## WRITTEN EXERCISE
Retype the passage from the gambling campaign text that begins with the words "3 min read Partner" and ends with the words "in the Mirror.".

## EXTRACT TO READ
Campaign for Fairer Gambling

3 min read Partner content

Abstention from gambling is key to recovery, and permanent abstention is the only viable practical long-term solution for guaranteed recovery, as it is with other addictions, says CFFG


ResPublica, the well-respected think-tank operated by Philip Blond, propagates “Red Toryism” and the Big Society, which fits with Theresa May’s ambition to help those who are “just about managing”.

ResPublica this week published their academic report advocating for FOBT stake reduction to £2 based on the principles of addressing people, places and prosperity through Conservative values. The foreword was written by Treasury PPS Chris Philp, and the report was covered in The Times, The Daily Mail and in the Mirror.

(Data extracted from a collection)

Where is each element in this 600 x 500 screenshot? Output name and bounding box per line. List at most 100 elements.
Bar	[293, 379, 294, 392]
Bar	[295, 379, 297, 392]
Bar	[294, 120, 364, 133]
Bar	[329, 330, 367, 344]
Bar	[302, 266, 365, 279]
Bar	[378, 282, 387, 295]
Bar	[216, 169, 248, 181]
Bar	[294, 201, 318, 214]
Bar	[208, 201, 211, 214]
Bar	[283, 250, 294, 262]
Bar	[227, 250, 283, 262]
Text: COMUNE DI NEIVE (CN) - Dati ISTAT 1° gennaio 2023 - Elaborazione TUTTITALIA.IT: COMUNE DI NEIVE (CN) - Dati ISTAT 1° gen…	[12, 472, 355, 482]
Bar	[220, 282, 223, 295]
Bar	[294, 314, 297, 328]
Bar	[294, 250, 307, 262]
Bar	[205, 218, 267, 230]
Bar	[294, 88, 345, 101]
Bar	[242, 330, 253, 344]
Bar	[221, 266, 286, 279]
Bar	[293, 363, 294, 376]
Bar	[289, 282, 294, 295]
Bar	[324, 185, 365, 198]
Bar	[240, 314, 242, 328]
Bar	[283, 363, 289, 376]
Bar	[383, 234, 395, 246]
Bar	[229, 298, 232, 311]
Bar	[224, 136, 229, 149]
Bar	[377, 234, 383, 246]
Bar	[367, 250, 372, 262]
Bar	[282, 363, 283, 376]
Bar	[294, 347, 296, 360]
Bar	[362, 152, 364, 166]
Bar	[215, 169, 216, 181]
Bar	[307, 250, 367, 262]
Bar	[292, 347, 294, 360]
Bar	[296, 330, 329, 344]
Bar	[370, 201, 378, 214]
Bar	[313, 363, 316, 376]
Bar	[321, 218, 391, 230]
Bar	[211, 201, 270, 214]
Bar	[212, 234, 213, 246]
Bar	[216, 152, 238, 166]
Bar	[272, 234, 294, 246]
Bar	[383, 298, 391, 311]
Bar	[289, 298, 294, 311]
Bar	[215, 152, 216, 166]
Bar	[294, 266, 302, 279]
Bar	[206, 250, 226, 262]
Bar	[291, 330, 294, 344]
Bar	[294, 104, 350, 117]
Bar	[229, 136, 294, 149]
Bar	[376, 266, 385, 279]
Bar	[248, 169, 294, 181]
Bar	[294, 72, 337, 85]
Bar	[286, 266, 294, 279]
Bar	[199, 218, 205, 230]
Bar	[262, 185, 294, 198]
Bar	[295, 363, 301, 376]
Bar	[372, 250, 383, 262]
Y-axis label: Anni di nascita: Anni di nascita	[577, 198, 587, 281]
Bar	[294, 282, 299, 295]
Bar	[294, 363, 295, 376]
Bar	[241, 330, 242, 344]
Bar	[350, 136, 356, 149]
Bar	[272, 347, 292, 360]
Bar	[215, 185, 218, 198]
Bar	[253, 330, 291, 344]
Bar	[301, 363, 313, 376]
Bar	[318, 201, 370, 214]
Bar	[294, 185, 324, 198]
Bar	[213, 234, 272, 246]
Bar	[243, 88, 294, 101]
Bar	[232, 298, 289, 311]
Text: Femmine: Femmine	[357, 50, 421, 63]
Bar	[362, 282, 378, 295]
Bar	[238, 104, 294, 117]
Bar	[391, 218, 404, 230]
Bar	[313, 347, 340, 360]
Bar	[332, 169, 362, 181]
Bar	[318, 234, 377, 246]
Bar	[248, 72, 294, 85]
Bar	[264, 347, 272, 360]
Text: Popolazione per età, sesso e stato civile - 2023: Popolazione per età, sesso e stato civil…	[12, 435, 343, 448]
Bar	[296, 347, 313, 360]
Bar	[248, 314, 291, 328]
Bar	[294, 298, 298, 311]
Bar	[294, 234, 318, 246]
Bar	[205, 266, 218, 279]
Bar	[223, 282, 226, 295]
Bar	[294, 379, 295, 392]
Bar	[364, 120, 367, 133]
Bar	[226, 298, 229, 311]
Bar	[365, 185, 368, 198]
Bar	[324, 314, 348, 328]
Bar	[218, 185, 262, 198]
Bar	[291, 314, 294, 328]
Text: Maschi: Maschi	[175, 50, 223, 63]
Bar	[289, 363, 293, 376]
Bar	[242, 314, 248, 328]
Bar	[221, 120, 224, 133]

## FINAL ANSWER
3 min read Partner content

Abstention from gambling is key to recovery, and permanent abstention is the only viable practical long-term solution for guaranteed recovery, as it is with other addictions, says CFFG


ResPublica, the well-respected think-tank operated by Philip Blond, propagates “Red Toryism” and the Big Society, which fits with Theresa May’s ambition to help those who are “just about managing”.

ResPublica this week published their academic report advocating for FOBT stake reduction to £2 based on the principles of addressing people, places and prosperity through Conservative values. The foreword was written by Treasury PPS Chris Philp, and the report was covered in The Times, The Daily Mail and in the Mirror.